Quote all entries in full, exactly.

- [WORKING DATA]:
####

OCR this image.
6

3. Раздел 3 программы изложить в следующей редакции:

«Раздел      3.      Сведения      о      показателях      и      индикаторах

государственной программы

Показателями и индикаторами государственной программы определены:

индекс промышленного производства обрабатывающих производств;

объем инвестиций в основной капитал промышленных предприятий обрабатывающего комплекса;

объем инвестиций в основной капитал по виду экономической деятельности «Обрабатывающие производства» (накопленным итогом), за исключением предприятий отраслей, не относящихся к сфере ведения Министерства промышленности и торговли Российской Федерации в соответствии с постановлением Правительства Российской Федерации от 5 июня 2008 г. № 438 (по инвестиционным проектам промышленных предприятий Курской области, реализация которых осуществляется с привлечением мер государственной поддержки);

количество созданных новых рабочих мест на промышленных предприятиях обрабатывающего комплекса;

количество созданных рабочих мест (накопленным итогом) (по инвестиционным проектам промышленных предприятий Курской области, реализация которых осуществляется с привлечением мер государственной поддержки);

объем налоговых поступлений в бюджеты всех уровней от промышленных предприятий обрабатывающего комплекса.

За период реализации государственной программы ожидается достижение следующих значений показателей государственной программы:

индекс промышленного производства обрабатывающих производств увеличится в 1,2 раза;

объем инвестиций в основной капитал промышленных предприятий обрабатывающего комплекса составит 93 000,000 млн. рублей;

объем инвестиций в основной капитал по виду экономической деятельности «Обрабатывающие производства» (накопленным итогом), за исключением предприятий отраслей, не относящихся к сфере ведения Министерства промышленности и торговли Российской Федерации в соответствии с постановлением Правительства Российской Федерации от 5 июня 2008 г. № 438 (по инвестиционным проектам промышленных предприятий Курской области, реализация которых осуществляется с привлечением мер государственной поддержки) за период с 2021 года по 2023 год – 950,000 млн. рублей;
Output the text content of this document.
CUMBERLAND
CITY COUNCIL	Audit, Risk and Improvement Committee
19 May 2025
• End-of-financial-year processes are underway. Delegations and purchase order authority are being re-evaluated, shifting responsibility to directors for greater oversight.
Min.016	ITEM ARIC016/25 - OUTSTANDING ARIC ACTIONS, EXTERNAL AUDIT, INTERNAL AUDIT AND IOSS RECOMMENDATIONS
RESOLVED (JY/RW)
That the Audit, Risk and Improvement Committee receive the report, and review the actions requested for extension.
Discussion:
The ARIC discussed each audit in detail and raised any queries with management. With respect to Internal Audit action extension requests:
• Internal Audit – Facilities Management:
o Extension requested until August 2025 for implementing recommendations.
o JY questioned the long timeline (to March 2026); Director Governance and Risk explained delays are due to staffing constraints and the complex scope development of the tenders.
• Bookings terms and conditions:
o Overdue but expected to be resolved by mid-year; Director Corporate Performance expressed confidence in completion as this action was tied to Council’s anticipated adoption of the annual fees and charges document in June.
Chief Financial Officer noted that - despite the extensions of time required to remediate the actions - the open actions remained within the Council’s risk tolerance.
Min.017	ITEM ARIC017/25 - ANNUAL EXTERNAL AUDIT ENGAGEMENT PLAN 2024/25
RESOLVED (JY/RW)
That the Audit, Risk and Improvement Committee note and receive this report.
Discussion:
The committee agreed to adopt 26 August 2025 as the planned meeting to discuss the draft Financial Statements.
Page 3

####

- [FINAL ANSWER]:
OCR this image.
6

3. Раздел 3 программы изложить в следующей редакции:

«Раздел      3.      Сведения      о      показателях      и      индикаторах

государственной программы

Показателями и индикаторами государственной программы определены:

индекс промышленного производства обрабатывающих производств;

объем инвестиций в основной капитал промышленных предприятий обрабатывающего комплекса;

объем инвестиций в основной капитал по виду экономической деятельности «Обрабатывающие производства» (накопленным итогом), за исключением предприятий отраслей, не относящихся к сфере ведения Министерства промышленности и торговли Российской Федерации в соответствии с постановлением Правительства Российской Федерации от 5 июня 2008 г. № 438 (по инвестиционным проектам промышленных предприятий Курской области, реализация которых осуществляется с привлечением мер государственной поддержки);

количество созданных новых рабочих мест на промышленных предприятиях обрабатывающего комплекса;

количество созданных рабочих мест (накопленным итогом) (по инвестиционным проектам промышленных предприятий Курской области, реализация которых осуществляется с привлечением мер государственной поддержки);

объем налоговых поступлений в бюджеты всех уровней от промышленных предприятий обрабатывающего комплекса.

За период реализации государственной программы ожидается достижение следующих значений показателей государственной программы:

индекс промышленного производства обрабатывающих производств увеличится в 1,2 раза;

объем инвестиций в основной капитал промышленных предприятий обрабатывающего комплекса составит 93 000,000 млн. рублей;

объем инвестиций в основной капитал по виду экономической деятельности «Обрабатывающие производства» (накопленным итогом), за исключением предприятий отраслей, не относящихся к сфере ведения Министерства промышленности и торговли Российской Федерации в соответствии с постановлением Правительства Российской Федерации от 5 июня 2008 г. № 438 (по инвестиционным проектам промышленных предприятий Курской области, реализация которых осуществляется с привлечением мер государственной поддержки) за период с 2021 года по 2023 год – 950,000 млн. рублей;
Output the text content of this document.
CUMBERLAND
CITY COUNCIL	Audit, Risk and Improvement Committee
19 May 2025
• End-of-financial-year processes are underway. Delegations and purchase order authority are being re-evaluated, shifting responsibility to directors for greater oversight.
Min.016	ITEM ARIC016/25 - OUTSTANDING ARIC ACTIONS, EXTERNAL AUDIT, INTERNAL AUDIT AND IOSS RECOMMENDATIONS
RESOLVED (JY/RW)
That the Audit, Risk and Improvement Committee receive the report, and review the actions requested for extension.
Discussion:
The ARIC discussed each audit in detail and raised any queries with management. With respect to Internal Audit action extension requests:
• Internal Audit – Facilities Management:
o Extension requested until August 2025 for implementing recommendations.
o JY questioned the long timeline (to March 2026); Director Governance and Risk explained delays are due to staffing constraints and the complex scope development of the tenders.
• Bookings terms and conditions:
o Overdue but expected to be resolved by mid-year; Director Corporate Performance expressed confidence in completion as this action was tied to Council’s anticipated adoption of the annual fees and charges document in June.
Chief Financial Officer noted that - despite the extensions of time required to remediate the actions - the open actions remained within the Council’s risk tolerance.
Min.017	ITEM ARIC017/25 - ANNUAL EXTERNAL AUDIT ENGAGEMENT PLAN 2024/25
RESOLVED (JY/RW)
That the Audit, Risk and Improvement Committee note and receive this report.
Discussion:
The committee agreed to adopt 26 August 2025 as the planned meeting to discuss the draft Financial Statements.
Page 3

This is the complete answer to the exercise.